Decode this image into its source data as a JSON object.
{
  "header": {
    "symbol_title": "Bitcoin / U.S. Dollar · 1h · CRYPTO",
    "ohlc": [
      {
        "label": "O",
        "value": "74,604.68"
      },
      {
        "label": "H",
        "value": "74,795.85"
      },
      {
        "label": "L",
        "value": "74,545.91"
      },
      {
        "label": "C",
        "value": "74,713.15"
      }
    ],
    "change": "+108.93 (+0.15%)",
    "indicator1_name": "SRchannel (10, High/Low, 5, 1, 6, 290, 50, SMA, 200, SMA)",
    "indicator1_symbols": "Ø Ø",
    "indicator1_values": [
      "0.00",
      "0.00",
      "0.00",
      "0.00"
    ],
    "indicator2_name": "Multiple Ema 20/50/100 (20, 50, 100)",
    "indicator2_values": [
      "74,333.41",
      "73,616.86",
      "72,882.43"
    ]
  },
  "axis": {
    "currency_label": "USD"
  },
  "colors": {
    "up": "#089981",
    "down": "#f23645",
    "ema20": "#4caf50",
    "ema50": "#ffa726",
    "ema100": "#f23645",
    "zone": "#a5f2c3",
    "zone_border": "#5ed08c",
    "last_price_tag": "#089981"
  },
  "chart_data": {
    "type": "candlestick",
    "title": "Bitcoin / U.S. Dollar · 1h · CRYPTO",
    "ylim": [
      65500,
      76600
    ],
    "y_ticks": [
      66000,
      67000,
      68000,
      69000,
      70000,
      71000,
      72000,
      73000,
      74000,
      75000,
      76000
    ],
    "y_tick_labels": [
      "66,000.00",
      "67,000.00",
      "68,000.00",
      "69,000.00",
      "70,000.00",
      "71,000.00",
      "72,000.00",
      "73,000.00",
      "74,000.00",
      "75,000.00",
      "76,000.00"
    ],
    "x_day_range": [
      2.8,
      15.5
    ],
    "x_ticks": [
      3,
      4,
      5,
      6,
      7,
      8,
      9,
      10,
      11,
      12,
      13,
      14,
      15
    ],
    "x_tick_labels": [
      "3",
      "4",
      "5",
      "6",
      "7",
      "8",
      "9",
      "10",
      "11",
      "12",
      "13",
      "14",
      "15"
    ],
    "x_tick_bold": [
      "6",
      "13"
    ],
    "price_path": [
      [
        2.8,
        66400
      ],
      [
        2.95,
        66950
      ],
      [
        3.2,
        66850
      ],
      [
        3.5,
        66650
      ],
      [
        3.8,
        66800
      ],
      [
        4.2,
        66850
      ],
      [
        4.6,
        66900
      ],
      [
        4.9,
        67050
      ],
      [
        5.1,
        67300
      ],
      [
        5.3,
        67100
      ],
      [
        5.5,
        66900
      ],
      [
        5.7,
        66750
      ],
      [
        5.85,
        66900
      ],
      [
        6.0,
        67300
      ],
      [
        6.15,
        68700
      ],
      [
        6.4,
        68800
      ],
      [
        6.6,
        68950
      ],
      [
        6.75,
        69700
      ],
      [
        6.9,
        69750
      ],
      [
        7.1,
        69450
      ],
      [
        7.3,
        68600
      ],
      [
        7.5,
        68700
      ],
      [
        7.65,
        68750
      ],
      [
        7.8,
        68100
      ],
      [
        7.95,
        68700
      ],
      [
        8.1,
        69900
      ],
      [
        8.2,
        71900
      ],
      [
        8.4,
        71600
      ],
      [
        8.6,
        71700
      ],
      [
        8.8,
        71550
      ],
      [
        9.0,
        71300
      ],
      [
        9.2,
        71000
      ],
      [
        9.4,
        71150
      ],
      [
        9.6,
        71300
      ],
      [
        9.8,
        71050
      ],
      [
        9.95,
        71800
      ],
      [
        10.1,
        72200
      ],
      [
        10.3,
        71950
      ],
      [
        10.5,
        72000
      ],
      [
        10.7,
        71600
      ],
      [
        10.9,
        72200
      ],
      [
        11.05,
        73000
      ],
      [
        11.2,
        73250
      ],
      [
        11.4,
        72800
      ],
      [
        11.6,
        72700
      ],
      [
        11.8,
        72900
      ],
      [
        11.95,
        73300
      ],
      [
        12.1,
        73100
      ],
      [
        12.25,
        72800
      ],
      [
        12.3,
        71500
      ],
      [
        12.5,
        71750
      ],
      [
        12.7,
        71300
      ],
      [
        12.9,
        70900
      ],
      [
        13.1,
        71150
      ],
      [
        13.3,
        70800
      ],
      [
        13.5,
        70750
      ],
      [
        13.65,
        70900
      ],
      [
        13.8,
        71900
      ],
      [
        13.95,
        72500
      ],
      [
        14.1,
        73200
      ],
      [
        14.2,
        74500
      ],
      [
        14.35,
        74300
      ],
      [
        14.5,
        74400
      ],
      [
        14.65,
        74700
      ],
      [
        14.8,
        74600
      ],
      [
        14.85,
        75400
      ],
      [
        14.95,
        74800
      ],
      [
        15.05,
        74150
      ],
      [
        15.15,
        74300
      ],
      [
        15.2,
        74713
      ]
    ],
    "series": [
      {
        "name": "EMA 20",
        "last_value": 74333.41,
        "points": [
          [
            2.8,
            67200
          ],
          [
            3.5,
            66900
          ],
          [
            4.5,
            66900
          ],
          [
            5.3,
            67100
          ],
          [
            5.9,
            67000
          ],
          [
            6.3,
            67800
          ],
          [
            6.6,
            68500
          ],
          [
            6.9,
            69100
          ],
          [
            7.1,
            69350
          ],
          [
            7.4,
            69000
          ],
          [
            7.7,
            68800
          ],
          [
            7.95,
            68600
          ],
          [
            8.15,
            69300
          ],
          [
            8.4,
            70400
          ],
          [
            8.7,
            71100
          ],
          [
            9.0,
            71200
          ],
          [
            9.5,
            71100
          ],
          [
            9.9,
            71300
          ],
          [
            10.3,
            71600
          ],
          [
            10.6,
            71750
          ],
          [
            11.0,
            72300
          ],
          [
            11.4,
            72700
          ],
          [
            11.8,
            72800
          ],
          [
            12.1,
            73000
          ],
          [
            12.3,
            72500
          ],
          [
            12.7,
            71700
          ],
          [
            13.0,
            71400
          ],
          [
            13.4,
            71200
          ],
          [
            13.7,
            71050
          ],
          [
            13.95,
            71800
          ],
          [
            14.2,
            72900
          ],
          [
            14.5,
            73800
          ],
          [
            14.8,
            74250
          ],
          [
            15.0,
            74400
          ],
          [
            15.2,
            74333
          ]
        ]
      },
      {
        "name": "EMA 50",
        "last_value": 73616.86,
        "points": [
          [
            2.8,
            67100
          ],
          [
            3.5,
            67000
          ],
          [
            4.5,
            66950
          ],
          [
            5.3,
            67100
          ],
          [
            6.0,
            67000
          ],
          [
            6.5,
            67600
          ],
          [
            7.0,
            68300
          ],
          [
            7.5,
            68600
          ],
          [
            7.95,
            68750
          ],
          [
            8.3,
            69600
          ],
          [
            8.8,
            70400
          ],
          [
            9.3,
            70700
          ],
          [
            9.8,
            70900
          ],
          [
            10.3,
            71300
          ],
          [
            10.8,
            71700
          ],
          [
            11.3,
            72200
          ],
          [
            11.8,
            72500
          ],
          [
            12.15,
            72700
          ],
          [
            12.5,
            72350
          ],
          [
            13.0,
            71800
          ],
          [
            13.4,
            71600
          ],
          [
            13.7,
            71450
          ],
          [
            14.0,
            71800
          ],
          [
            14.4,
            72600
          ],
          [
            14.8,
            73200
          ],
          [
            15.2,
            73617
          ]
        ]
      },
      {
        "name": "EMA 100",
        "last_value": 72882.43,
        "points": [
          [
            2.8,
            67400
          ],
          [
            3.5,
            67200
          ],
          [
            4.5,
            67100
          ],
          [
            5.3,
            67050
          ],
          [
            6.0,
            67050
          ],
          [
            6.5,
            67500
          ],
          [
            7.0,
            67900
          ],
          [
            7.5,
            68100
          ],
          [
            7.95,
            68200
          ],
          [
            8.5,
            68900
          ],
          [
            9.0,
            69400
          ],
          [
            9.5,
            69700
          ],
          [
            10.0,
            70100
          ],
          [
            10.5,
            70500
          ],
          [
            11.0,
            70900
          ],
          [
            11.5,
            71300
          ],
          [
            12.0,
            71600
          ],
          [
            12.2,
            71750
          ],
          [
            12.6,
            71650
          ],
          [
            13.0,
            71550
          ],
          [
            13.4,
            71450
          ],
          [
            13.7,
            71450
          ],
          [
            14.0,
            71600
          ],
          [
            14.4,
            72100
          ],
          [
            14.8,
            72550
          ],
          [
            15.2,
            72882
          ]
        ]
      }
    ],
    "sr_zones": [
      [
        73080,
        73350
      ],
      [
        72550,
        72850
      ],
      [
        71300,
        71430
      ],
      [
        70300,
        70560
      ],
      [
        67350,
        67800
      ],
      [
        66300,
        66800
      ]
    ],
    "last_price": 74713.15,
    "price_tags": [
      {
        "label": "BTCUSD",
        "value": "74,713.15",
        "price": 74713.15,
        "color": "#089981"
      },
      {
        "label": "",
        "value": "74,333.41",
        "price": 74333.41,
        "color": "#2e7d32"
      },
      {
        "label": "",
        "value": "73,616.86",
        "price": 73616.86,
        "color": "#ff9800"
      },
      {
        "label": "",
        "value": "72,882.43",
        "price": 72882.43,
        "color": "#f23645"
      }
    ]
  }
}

————————

■ DIRECTION: Pick out the lines that contain "Dollar" and copy them.

■ WRITTEN SOLUTION:
    "symbol_title": "Bitcoin / U.S. Dollar · 1h · CRYPTO",
    "title": "Bitcoin / U.S. Dollar · 1h · CRYPTO",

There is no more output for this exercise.